◆ What the task requires ◆
Copy the listing below line for line, changing nothing.

◆ Entries supplied ◆
# # # # # # #
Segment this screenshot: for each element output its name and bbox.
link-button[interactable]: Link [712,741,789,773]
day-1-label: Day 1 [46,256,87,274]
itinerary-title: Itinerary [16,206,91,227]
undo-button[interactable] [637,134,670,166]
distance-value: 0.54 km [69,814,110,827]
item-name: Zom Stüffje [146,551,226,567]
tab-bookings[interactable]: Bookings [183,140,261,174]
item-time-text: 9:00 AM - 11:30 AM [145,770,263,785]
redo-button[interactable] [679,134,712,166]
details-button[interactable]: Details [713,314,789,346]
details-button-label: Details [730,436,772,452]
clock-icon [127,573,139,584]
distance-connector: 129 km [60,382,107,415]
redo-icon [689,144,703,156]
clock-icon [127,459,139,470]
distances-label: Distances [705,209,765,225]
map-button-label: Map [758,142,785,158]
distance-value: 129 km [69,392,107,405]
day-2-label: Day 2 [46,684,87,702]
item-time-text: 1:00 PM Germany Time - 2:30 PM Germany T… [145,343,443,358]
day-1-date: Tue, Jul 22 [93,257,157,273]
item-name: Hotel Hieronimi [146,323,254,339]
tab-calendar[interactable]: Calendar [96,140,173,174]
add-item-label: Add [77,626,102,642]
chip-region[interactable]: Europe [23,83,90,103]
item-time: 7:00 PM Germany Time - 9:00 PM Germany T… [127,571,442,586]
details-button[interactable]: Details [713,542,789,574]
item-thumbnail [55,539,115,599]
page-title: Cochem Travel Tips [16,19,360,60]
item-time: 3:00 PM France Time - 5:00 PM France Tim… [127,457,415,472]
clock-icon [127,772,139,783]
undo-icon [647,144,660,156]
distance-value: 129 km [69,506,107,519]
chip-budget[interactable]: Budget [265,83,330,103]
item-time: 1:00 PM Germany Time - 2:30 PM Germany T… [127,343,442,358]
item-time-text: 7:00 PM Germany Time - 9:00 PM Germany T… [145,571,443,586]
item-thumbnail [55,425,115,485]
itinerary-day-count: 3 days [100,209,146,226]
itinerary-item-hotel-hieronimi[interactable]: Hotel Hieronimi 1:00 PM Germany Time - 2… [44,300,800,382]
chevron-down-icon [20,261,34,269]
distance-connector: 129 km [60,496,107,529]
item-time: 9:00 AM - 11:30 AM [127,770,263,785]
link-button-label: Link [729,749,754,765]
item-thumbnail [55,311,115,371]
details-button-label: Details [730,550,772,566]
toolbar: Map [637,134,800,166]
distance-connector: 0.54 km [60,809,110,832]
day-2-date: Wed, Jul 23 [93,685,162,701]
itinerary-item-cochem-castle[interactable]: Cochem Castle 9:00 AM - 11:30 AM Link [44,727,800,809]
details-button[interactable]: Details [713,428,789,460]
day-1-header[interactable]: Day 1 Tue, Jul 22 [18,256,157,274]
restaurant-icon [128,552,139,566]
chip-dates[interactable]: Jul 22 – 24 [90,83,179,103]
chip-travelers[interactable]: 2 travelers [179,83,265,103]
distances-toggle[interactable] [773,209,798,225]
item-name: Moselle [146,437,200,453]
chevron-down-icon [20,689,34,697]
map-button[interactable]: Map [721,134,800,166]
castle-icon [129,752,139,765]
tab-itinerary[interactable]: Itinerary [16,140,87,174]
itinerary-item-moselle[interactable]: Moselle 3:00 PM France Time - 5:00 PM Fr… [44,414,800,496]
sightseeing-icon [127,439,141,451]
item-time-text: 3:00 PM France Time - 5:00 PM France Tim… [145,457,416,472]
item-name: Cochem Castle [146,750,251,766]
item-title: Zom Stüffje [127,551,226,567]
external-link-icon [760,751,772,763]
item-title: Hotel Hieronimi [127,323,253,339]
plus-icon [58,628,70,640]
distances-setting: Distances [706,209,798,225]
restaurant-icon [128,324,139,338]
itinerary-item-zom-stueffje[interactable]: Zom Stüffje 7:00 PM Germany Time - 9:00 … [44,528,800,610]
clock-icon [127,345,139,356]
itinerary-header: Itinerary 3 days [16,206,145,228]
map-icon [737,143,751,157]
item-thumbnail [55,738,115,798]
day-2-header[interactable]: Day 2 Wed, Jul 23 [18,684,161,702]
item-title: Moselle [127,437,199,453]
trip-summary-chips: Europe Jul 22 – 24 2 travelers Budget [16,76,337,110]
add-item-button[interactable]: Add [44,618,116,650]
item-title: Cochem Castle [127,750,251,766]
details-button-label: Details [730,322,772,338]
# # # # # # #
◆ Correct output ◆
Segment this screenshot: for each element output its name and bbox.
link-button[interactable]: Link [712,741,789,773]
day-1-label: Day 1 [46,256,87,274]
itinerary-title: Itinerary [16,206,91,227]
undo-button[interactable] [637,134,670,166]
distance-value: 0.54 km [69,814,110,827]
item-name: Zom Stüffje [146,551,226,567]
tab-bookings[interactable]: Bookings [183,140,261,174]
item-time-text: 9:00 AM - 11:30 AM [145,770,263,785]
redo-button[interactable] [679,134,712,166]
details-button[interactable]: Details [713,314,789,346]
details-button-label: Details [730,436,772,452]
clock-icon [127,573,139,584]
distance-connector: 129 km [60,382,107,415]
redo-icon [689,144,703,156]
clock-icon [127,459,139,470]
distances-label: Distances [705,209,765,225]
map-button-label: Map [758,142,785,158]
distance-value: 129 km [69,392,107,405]
day-2-label: Day 2 [46,684,87,702]
item-time-text: 1:00 PM Germany Time - 2:30 PM Germany T… [145,343,443,358]
day-1-date: Tue, Jul 22 [93,257,157,273]
item-name: Hotel Hieronimi [146,323,254,339]
tab-calendar[interactable]: Calendar [96,140,173,174]
add-item-label: Add [77,626,102,642]
chip-region[interactable]: Europe [23,83,90,103]
item-time: 7:00 PM Germany Time - 9:00 PM Germany T… [127,571,442,586]
details-button[interactable]: Details [713,542,789,574]
item-thumbnail [55,539,115,599]
page-title: Cochem Travel Tips [16,19,360,60]
item-time: 3:00 PM France Time - 5:00 PM France Tim… [127,457,415,472]
clock-icon [127,772,139,783]
undo-icon [647,144,660,156]
distance-value: 129 km [69,506,107,519]
chip-budget[interactable]: Budget [265,83,330,103]
item-time: 1:00 PM Germany Time - 2:30 PM Germany T… [127,343,442,358]
item-time-text: 7:00 PM Germany Time - 9:00 PM Germany T… [145,571,443,586]
item-thumbnail [55,425,115,485]
itinerary-day-count: 3 days [100,209,146,226]
itinerary-item-hotel-hieronimi[interactable]: Hotel Hieronimi 1:00 PM Germany Time - 2… [44,300,800,382]
chevron-down-icon [20,261,34,269]
distance-connector: 129 km [60,496,107,529]
item-time: 9:00 AM - 11:30 AM [127,770,263,785]
link-button-label: Link [729,749,754,765]
item-thumbnail [55,311,115,371]
details-button-label: Details [730,550,772,566]
toolbar: Map [637,134,800,166]
distance-connector: 0.54 km [60,809,110,832]
day-2-date: Wed, Jul 23 [93,685,162,701]
itinerary-item-cochem-castle[interactable]: Cochem Castle 9:00 AM - 11:30 AM Link [44,727,800,809]
details-button[interactable]: Details [713,428,789,460]
day-1-header[interactable]: Day 1 Tue, Jul 22 [18,256,157,274]
restaurant-icon [128,552,139,566]
chip-dates[interactable]: Jul 22 – 24 [90,83,179,103]
chip-travelers[interactable]: 2 travelers [179,83,265,103]
distances-toggle[interactable] [773,209,798,225]
item-name: Moselle [146,437,200,453]
chevron-down-icon [20,689,34,697]
map-button[interactable]: Map [721,134,800,166]
castle-icon [129,752,139,765]
tab-itinerary[interactable]: Itinerary [16,140,87,174]
itinerary-item-moselle[interactable]: Moselle 3:00 PM France Time - 5:00 PM Fr… [44,414,800,496]
sightseeing-icon [127,439,141,451]
item-time-text: 3:00 PM France Time - 5:00 PM France Tim… [145,457,416,472]
item-name: Cochem Castle [146,750,251,766]
item-title: Zom Stüffje [127,551,226,567]
external-link-icon [760,751,772,763]
item-title: Hotel Hieronimi [127,323,253,339]
plus-icon [58,628,70,640]
distances-setting: Distances [706,209,798,225]
restaurant-icon [128,324,139,338]
itinerary-item-zom-stueffje[interactable]: Zom Stüffje 7:00 PM Germany Time - 9:00 … [44,528,800,610]
clock-icon [127,345,139,356]
itinerary-header: Itinerary 3 days [16,206,145,228]
map-icon [737,143,751,157]
item-thumbnail [55,738,115,798]
day-2-header[interactable]: Day 2 Wed, Jul 23 [18,684,161,702]
item-title: Moselle [127,437,199,453]
trip-summary-chips: Europe Jul 22 – 24 2 travelers Budget [16,76,337,110]
add-item-button[interactable]: Add [44,618,116,650]
item-title: Cochem Castle [127,750,251,766]
details-button-label: Details [730,322,772,338]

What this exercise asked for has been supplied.